··· Provided entries ···

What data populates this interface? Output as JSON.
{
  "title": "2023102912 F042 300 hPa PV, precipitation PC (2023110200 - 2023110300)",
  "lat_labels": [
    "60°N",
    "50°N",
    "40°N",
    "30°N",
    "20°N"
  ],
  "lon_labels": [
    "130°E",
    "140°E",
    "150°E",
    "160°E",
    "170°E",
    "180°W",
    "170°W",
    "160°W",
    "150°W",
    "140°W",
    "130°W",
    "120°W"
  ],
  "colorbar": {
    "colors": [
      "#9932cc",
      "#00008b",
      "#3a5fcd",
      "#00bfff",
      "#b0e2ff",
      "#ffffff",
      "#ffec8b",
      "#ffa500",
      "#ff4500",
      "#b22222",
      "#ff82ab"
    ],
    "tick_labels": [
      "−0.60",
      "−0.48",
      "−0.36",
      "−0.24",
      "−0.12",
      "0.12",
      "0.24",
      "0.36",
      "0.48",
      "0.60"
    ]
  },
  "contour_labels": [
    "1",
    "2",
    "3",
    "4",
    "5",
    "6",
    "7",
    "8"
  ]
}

···
··· Provided entries ···

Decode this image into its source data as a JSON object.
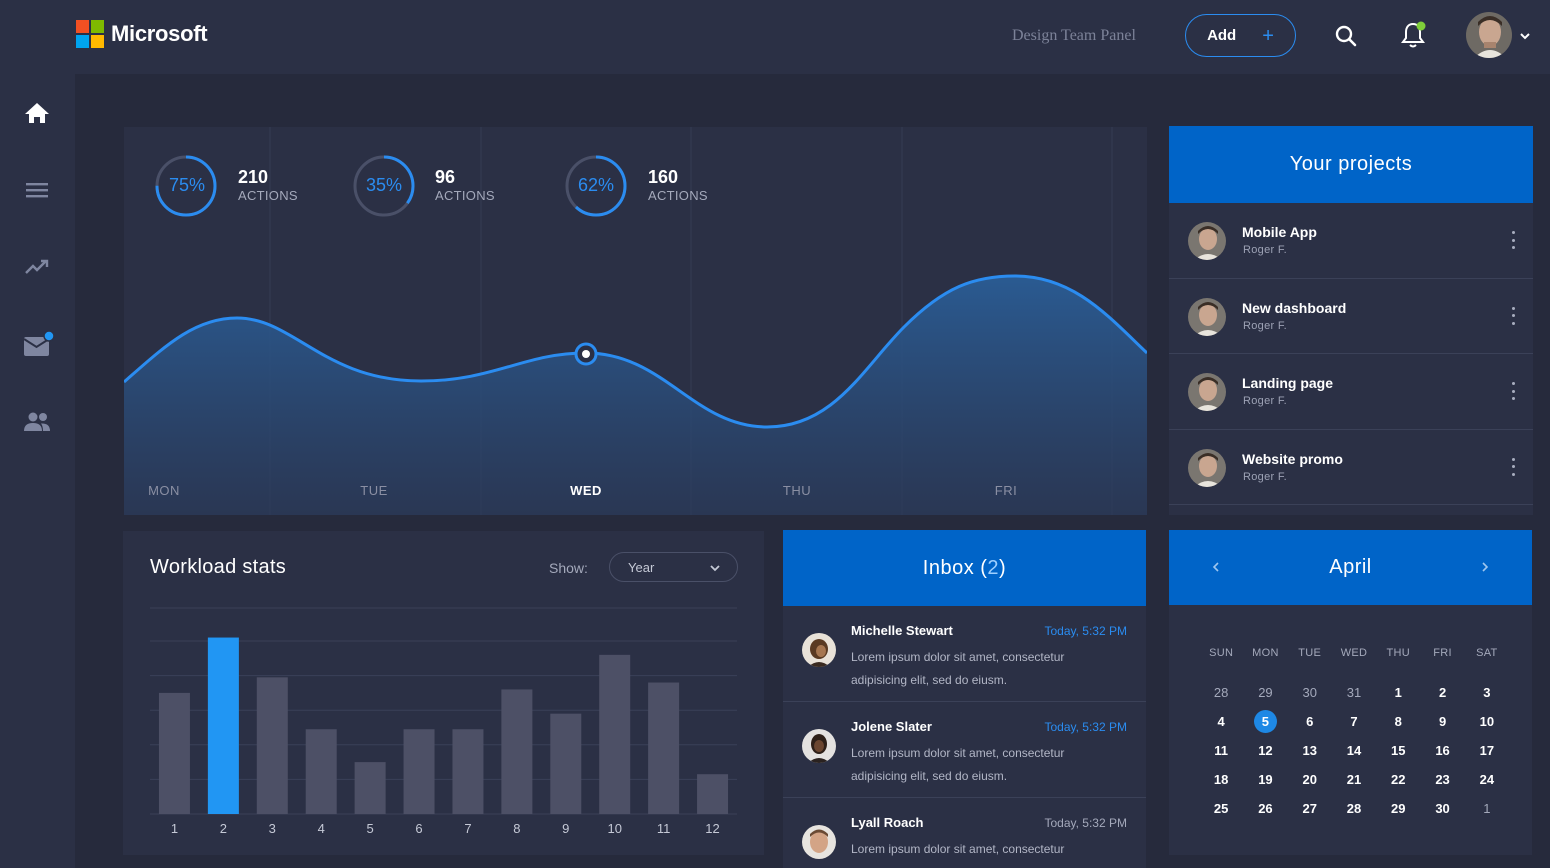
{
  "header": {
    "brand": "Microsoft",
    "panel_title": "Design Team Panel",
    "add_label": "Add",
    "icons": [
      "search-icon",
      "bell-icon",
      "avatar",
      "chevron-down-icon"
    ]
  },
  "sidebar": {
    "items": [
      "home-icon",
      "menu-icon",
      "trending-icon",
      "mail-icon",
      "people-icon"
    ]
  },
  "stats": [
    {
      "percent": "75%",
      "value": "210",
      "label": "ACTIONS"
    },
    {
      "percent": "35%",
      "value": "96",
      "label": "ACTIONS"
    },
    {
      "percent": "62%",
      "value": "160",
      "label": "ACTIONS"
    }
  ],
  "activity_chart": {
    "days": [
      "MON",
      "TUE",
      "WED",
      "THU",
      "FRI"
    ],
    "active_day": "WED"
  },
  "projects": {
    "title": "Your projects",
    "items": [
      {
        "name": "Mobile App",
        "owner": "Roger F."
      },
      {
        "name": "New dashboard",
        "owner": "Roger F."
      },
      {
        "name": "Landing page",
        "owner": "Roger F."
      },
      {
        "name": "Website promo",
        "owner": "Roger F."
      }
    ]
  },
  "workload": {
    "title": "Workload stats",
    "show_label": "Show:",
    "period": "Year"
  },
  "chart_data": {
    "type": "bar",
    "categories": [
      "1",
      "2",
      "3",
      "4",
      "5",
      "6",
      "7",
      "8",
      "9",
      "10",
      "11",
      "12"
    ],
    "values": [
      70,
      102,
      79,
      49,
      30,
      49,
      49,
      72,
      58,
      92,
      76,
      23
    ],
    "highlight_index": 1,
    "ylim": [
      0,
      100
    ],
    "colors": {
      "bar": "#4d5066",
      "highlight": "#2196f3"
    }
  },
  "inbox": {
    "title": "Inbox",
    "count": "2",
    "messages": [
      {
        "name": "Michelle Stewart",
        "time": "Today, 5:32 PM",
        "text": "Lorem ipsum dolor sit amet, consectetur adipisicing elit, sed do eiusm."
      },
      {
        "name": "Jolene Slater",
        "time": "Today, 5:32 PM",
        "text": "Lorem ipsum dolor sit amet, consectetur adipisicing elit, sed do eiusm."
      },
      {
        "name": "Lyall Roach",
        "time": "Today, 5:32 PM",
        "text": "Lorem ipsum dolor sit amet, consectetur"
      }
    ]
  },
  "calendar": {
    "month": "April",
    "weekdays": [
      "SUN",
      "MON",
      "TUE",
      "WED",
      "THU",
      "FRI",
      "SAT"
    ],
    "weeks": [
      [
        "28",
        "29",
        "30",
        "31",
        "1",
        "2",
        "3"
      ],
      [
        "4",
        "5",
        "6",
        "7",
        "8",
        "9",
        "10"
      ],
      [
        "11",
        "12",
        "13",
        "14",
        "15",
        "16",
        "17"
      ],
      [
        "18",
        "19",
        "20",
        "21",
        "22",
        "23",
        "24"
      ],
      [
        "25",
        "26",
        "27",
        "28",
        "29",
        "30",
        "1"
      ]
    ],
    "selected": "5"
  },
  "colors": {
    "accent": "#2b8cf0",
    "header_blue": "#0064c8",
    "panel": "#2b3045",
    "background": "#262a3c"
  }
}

···
··· Provided entries ···

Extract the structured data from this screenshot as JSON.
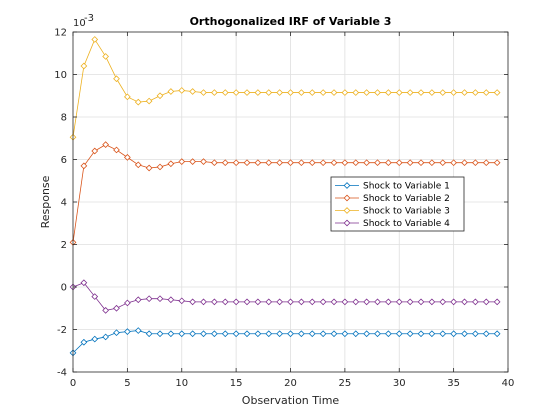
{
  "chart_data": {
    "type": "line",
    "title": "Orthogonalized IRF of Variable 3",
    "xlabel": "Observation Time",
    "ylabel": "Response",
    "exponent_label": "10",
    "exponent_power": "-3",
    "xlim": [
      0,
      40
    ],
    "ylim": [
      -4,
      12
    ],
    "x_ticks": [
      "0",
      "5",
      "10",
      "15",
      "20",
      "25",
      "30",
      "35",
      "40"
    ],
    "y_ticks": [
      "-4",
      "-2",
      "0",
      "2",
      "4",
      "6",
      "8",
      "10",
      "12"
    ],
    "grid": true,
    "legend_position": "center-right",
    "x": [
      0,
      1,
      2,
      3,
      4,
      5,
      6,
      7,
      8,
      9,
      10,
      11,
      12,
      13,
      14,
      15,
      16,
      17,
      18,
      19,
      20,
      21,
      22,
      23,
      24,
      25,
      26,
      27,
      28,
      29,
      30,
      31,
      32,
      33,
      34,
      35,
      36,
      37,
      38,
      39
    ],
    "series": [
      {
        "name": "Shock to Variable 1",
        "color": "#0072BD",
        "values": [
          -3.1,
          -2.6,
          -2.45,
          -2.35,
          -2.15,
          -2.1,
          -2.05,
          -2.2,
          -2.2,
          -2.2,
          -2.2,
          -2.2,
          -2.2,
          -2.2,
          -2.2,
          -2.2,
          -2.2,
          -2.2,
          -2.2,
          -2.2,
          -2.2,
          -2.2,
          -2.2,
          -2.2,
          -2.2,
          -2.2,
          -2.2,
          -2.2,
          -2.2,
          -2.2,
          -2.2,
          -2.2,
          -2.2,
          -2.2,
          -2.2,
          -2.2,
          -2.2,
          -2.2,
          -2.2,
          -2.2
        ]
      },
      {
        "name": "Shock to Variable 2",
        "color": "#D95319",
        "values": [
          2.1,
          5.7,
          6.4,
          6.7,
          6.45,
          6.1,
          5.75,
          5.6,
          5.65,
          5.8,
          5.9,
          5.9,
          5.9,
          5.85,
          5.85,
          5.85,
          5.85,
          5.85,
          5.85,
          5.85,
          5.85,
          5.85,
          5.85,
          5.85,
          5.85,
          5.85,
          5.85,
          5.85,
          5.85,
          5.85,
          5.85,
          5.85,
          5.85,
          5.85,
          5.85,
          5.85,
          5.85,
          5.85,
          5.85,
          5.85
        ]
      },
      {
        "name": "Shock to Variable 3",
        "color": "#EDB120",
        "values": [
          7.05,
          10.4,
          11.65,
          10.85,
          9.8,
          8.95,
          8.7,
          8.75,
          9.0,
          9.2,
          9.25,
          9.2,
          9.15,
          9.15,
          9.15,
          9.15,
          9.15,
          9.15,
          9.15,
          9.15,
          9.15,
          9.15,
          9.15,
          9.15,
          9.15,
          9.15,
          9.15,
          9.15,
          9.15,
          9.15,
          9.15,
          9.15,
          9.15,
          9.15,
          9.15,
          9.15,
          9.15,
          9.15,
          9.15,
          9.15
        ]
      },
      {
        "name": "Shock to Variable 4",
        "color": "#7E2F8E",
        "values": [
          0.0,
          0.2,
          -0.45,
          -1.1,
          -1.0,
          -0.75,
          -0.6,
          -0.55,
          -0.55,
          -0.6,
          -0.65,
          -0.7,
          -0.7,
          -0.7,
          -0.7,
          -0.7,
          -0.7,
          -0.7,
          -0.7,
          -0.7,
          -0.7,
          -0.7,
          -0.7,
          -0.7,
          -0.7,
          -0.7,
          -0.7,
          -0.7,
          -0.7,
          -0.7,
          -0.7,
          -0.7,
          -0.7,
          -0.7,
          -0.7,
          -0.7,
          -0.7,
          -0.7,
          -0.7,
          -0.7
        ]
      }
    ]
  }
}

···

Work to complete -> Copy every line that includes the string "name" from the material above.

The output ->
        "name": "Mobile App",
        "name": "New dashboard",
        "name": "Landing page",
        "name": "Website promo",
        "name": "Michelle Stewart",
        "name": "Jolene Slater",
        "name": "Lyall Roach",
        "name": "Shock to Variable 1",
        "name": "Shock to Variable 2",
        "name": "Shock to Variable 3",
        "name": "Shock to Variable 4",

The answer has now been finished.